-- INSTRUCTIONS TO FOLLOW --
Every line below that holds the string "sorted" should be copied out.

•••••

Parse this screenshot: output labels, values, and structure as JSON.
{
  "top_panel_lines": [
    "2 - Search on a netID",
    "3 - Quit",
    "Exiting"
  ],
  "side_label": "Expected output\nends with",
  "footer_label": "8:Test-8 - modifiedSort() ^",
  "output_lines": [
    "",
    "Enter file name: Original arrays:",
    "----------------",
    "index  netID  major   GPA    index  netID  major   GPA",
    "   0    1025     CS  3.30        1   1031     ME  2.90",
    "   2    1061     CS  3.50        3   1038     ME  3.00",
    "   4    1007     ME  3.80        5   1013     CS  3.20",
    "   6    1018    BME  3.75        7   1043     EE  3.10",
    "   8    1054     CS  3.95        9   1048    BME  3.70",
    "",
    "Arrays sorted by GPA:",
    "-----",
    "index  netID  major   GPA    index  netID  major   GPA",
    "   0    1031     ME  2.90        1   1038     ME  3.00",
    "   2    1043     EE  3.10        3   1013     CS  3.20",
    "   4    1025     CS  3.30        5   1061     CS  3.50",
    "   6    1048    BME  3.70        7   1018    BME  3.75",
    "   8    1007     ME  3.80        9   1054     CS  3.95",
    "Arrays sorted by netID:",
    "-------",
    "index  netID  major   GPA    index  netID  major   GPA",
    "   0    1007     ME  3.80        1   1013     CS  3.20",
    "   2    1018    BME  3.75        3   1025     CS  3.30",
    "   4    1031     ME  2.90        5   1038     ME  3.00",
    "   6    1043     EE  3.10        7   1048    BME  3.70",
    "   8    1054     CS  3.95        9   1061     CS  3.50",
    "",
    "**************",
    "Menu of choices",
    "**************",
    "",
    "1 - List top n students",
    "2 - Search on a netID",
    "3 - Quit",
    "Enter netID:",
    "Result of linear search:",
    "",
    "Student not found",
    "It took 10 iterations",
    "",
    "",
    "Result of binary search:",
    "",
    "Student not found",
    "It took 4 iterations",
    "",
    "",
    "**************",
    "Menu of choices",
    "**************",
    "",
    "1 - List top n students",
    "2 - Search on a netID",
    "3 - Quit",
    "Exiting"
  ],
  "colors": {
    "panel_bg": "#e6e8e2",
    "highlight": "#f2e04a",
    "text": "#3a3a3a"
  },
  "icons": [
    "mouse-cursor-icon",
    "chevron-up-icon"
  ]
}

•••••

-- ANSWER TO THIS EXERCISE --
    "Arrays sorted by GPA:",
    "Arrays sorted by netID:",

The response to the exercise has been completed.